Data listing
===
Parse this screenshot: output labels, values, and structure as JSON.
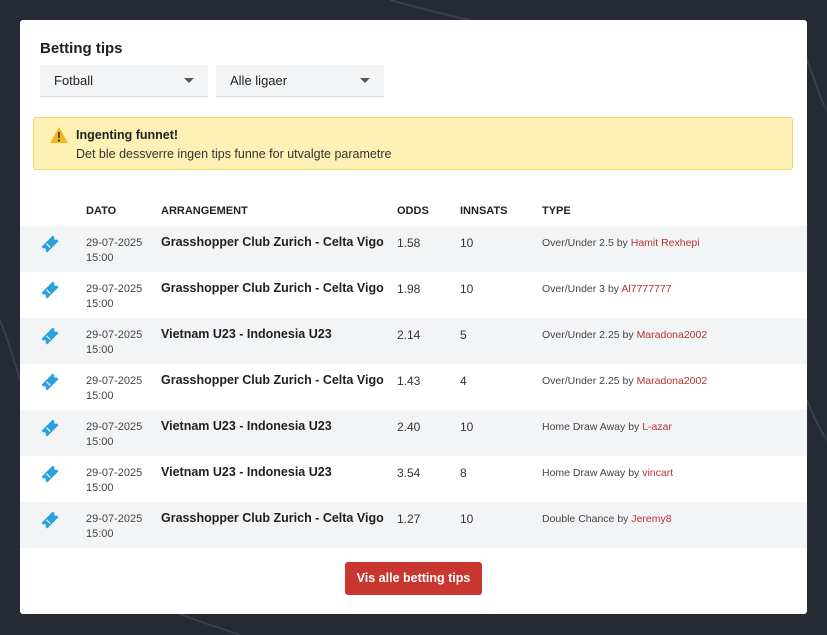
{
  "page_title": "Betting tips",
  "filters": {
    "sport": "Fotball",
    "league": "Alle ligaer"
  },
  "alert": {
    "title": "Ingenting funnet!",
    "message": "Det ble dessverre ingen tips funne for utvalgte parametre"
  },
  "table": {
    "headers": {
      "date": "DATO",
      "event": "ARRANGEMENT",
      "odds": "ODDS",
      "stake": "INNSATS",
      "type": "TYPE"
    },
    "rows": [
      {
        "date": "29-07-2025",
        "time": "15:00",
        "event": "Grasshopper Club Zurich - Celta Vigo",
        "odds": "1.58",
        "stake": "10",
        "type": "Over/Under 2.5",
        "by": "by",
        "user": "Hamit Rexhepi"
      },
      {
        "date": "29-07-2025",
        "time": "15:00",
        "event": "Grasshopper Club Zurich - Celta Vigo",
        "odds": "1.98",
        "stake": "10",
        "type": "Over/Under 3",
        "by": "by",
        "user": "Al7777777"
      },
      {
        "date": "29-07-2025",
        "time": "15:00",
        "event": "Vietnam U23 - Indonesia U23",
        "odds": "2.14",
        "stake": "5",
        "type": "Over/Under 2.25",
        "by": "by",
        "user": "Maradona2002"
      },
      {
        "date": "29-07-2025",
        "time": "15:00",
        "event": "Grasshopper Club Zurich - Celta Vigo",
        "odds": "1.43",
        "stake": "4",
        "type": "Over/Under 2.25",
        "by": "by",
        "user": "Maradona2002"
      },
      {
        "date": "29-07-2025",
        "time": "15:00",
        "event": "Vietnam U23 - Indonesia U23",
        "odds": "2.40",
        "stake": "10",
        "type": "Home Draw Away",
        "by": "by",
        "user": "L-azar"
      },
      {
        "date": "29-07-2025",
        "time": "15:00",
        "event": "Vietnam U23 - Indonesia U23",
        "odds": "3.54",
        "stake": "8",
        "type": "Home Draw Away",
        "by": "by",
        "user": "vincart"
      },
      {
        "date": "29-07-2025",
        "time": "15:00",
        "event": "Grasshopper Club Zurich - Celta Vigo",
        "odds": "1.27",
        "stake": "10",
        "type": "Double Chance",
        "by": "by",
        "user": "Jeremy8"
      }
    ]
  },
  "cta_label": "Vis alle betting tips",
  "icons": {
    "ticket": "ticket-icon",
    "warning": "warning-icon",
    "dropdown": "chevron-down-icon"
  },
  "colors": {
    "accent": "#c8372f",
    "ticket_blue": "#2aa0dc",
    "alert_bg": "#fdf1b5",
    "alert_icon": "#f1b81f",
    "username": "#b5322e"
  }
}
===
*STATED PROBLEM*: Every line of text is to be repeated exactly; pictures are left out.

*TASK OUTPUT*:
Parse this screenshot: output labels, values, and structure as JSON.
{
  "page_title": "Betting tips",
  "filters": {
    "sport": "Fotball",
    "league": "Alle ligaer"
  },
  "alert": {
    "title": "Ingenting funnet!",
    "message": "Det ble dessverre ingen tips funne for utvalgte parametre"
  },
  "table": {
    "headers": {
      "date": "DATO",
      "event": "ARRANGEMENT",
      "odds": "ODDS",
      "stake": "INNSATS",
      "type": "TYPE"
    },
    "rows": [
      {
        "date": "29-07-2025",
        "time": "15:00",
        "event": "Grasshopper Club Zurich - Celta Vigo",
        "odds": "1.58",
        "stake": "10",
        "type": "Over/Under 2.5",
        "by": "by",
        "user": "Hamit Rexhepi"
      },
      {
        "date": "29-07-2025",
        "time": "15:00",
        "event": "Grasshopper Club Zurich - Celta Vigo",
        "odds": "1.98",
        "stake": "10",
        "type": "Over/Under 3",
        "by": "by",
        "user": "Al7777777"
      },
      {
        "date": "29-07-2025",
        "time": "15:00",
        "event": "Vietnam U23 - Indonesia U23",
        "odds": "2.14",
        "stake": "5",
        "type": "Over/Under 2.25",
        "by": "by",
        "user": "Maradona2002"
      },
      {
        "date": "29-07-2025",
        "time": "15:00",
        "event": "Grasshopper Club Zurich - Celta Vigo",
        "odds": "1.43",
        "stake": "4",
        "type": "Over/Under 2.25",
        "by": "by",
        "user": "Maradona2002"
      },
      {
        "date": "29-07-2025",
        "time": "15:00",
        "event": "Vietnam U23 - Indonesia U23",
        "odds": "2.40",
        "stake": "10",
        "type": "Home Draw Away",
        "by": "by",
        "user": "L-azar"
      },
      {
        "date": "29-07-2025",
        "time": "15:00",
        "event": "Vietnam U23 - Indonesia U23",
        "odds": "3.54",
        "stake": "8",
        "type": "Home Draw Away",
        "by": "by",
        "user": "vincart"
      },
      {
        "date": "29-07-2025",
        "time": "15:00",
        "event": "Grasshopper Club Zurich - Celta Vigo",
        "odds": "1.27",
        "stake": "10",
        "type": "Double Chance",
        "by": "by",
        "user": "Jeremy8"
      }
    ]
  },
  "cta_label": "Vis alle betting tips",
  "icons": {
    "ticket": "ticket-icon",
    "warning": "warning-icon",
    "dropdown": "chevron-down-icon"
  },
  "colors": {
    "accent": "#c8372f",
    "ticket_blue": "#2aa0dc",
    "alert_bg": "#fdf1b5",
    "alert_icon": "#f1b81f",
    "username": "#b5322e"
  }
}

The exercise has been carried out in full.